— Start STORED DATA —

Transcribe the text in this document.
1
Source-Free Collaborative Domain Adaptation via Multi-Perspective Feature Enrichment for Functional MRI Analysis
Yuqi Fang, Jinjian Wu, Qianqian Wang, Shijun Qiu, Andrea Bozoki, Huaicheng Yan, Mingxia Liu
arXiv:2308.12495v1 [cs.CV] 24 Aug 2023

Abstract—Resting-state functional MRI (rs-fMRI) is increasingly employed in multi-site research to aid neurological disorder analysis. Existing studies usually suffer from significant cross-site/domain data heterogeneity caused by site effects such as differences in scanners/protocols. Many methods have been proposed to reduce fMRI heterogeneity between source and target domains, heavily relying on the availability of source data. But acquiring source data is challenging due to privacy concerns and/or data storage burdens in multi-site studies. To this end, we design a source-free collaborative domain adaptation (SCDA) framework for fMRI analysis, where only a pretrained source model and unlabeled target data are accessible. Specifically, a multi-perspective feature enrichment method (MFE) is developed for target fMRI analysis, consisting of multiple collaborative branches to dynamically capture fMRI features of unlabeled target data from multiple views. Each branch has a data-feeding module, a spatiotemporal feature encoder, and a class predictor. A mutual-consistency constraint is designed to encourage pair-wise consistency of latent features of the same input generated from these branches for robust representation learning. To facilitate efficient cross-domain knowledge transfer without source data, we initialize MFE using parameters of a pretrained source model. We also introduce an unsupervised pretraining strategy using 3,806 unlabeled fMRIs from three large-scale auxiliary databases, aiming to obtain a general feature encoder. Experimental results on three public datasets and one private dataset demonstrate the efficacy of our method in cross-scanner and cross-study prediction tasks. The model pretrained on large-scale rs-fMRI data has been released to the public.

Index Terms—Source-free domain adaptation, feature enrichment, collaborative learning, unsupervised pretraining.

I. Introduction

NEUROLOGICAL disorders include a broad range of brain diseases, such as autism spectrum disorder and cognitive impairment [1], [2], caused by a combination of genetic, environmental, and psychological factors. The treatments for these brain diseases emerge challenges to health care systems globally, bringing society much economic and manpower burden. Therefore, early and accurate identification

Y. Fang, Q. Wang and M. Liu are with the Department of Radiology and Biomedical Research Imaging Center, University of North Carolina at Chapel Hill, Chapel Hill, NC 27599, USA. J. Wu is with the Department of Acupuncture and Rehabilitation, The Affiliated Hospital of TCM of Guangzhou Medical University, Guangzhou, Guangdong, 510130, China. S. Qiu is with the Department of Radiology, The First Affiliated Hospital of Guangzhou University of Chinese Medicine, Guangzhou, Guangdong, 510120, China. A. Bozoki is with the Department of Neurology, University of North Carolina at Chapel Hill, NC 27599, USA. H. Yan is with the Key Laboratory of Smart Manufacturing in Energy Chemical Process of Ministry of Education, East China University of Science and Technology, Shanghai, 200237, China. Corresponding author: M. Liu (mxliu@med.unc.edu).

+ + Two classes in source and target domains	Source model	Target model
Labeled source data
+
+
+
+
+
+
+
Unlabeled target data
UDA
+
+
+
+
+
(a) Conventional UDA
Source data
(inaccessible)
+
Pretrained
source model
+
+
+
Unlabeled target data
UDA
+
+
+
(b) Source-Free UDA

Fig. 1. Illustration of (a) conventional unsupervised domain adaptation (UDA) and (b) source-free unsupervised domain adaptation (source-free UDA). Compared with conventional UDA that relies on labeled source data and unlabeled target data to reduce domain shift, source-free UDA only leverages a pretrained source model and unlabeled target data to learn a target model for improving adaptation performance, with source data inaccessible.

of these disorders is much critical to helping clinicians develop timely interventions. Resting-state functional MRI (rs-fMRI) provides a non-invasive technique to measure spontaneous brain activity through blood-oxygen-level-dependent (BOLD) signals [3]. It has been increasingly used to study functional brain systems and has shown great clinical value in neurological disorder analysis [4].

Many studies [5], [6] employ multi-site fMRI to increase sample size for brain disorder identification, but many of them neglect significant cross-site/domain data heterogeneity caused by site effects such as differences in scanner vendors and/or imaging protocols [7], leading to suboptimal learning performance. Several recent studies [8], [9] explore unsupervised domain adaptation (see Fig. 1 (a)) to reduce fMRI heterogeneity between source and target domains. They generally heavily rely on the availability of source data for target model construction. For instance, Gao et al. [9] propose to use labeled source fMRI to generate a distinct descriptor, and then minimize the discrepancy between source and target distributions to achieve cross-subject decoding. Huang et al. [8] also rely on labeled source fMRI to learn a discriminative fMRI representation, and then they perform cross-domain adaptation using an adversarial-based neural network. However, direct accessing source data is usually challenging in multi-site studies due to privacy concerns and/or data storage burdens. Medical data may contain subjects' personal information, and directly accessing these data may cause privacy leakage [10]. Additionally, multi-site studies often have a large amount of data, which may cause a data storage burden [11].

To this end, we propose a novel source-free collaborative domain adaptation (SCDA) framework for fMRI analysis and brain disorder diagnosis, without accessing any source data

— End STORED DATA —

TASK INSTRUCTIONS. Reproduce each record shown above without altering a single word.

RIGHT ANSWER.
Transcribe the text in this document.
1
Source-Free Collaborative Domain Adaptation via Multi-Perspective Feature Enrichment for Functional MRI Analysis
Yuqi Fang, Jinjian Wu, Qianqian Wang, Shijun Qiu, Andrea Bozoki, Huaicheng Yan, Mingxia Liu
arXiv:2308.12495v1 [cs.CV] 24 Aug 2023

Abstract—Resting-state functional MRI (rs-fMRI) is increasingly employed in multi-site research to aid neurological disorder analysis. Existing studies usually suffer from significant cross-site/domain data heterogeneity caused by site effects such as differences in scanners/protocols. Many methods have been proposed to reduce fMRI heterogeneity between source and target domains, heavily relying on the availability of source data. But acquiring source data is challenging due to privacy concerns and/or data storage burdens in multi-site studies. To this end, we design a source-free collaborative domain adaptation (SCDA) framework for fMRI analysis, where only a pretrained source model and unlabeled target data are accessible. Specifically, a multi-perspective feature enrichment method (MFE) is developed for target fMRI analysis, consisting of multiple collaborative branches to dynamically capture fMRI features of unlabeled target data from multiple views. Each branch has a data-feeding module, a spatiotemporal feature encoder, and a class predictor. A mutual-consistency constraint is designed to encourage pair-wise consistency of latent features of the same input generated from these branches for robust representation learning. To facilitate efficient cross-domain knowledge transfer without source data, we initialize MFE using parameters of a pretrained source model. We also introduce an unsupervised pretraining strategy using 3,806 unlabeled fMRIs from three large-scale auxiliary databases, aiming to obtain a general feature encoder. Experimental results on three public datasets and one private dataset demonstrate the efficacy of our method in cross-scanner and cross-study prediction tasks. The model pretrained on large-scale rs-fMRI data has been released to the public.

Index Terms—Source-free domain adaptation, feature enrichment, collaborative learning, unsupervised pretraining.

I. Introduction

NEUROLOGICAL disorders include a broad range of brain diseases, such as autism spectrum disorder and cognitive impairment [1], [2], caused by a combination of genetic, environmental, and psychological factors. The treatments for these brain diseases emerge challenges to health care systems globally, bringing society much economic and manpower burden. Therefore, early and accurate identification

Y. Fang, Q. Wang and M. Liu are with the Department of Radiology and Biomedical Research Imaging Center, University of North Carolina at Chapel Hill, Chapel Hill, NC 27599, USA. J. Wu is with the Department of Acupuncture and Rehabilitation, The Affiliated Hospital of TCM of Guangzhou Medical University, Guangzhou, Guangdong, 510130, China. S. Qiu is with the Department of Radiology, The First Affiliated Hospital of Guangzhou University of Chinese Medicine, Guangzhou, Guangdong, 510120, China. A. Bozoki is with the Department of Neurology, University of North Carolina at Chapel Hill, NC 27599, USA. H. Yan is with the Key Laboratory of Smart Manufacturing in Energy Chemical Process of Ministry of Education, East China University of Science and Technology, Shanghai, 200237, China. Corresponding author: M. Liu (mxliu@med.unc.edu).

+ + Two classes in source and target domains	Source model	Target model
Labeled source data
+
+
+
+
+
+
+
Unlabeled target data
UDA
+
+
+
+
+
(a) Conventional UDA
Source data
(inaccessible)
+
Pretrained
source model
+
+
+
Unlabeled target data
UDA
+
+
+
(b) Source-Free UDA

Fig. 1. Illustration of (a) conventional unsupervised domain adaptation (UDA) and (b) source-free unsupervised domain adaptation (source-free UDA). Compared with conventional UDA that relies on labeled source data and unlabeled target data to reduce domain shift, source-free UDA only leverages a pretrained source model and unlabeled target data to learn a target model for improving adaptation performance, with source data inaccessible.

of these disorders is much critical to helping clinicians develop timely interventions. Resting-state functional MRI (rs-fMRI) provides a non-invasive technique to measure spontaneous brain activity through blood-oxygen-level-dependent (BOLD) signals [3]. It has been increasingly used to study functional brain systems and has shown great clinical value in neurological disorder analysis [4].

Many studies [5], [6] employ multi-site fMRI to increase sample size for brain disorder identification, but many of them neglect significant cross-site/domain data heterogeneity caused by site effects such as differences in scanner vendors and/or imaging protocols [7], leading to suboptimal learning performance. Several recent studies [8], [9] explore unsupervised domain adaptation (see Fig. 1 (a)) to reduce fMRI heterogeneity between source and target domains. They generally heavily rely on the availability of source data for target model construction. For instance, Gao et al. [9] propose to use labeled source fMRI to generate a distinct descriptor, and then minimize the discrepancy between source and target distributions to achieve cross-subject decoding. Huang et al. [8] also rely on labeled source fMRI to learn a discriminative fMRI representation, and then they perform cross-domain adaptation using an adversarial-based neural network. However, direct accessing source data is usually challenging in multi-site studies due to privacy concerns and/or data storage burdens. Medical data may contain subjects' personal information, and directly accessing these data may cause privacy leakage [10]. Additionally, multi-site studies often have a large amount of data, which may cause a data storage burden [11].

To this end, we propose a novel source-free collaborative domain adaptation (SCDA) framework for fMRI analysis and brain disorder diagnosis, without accessing any source data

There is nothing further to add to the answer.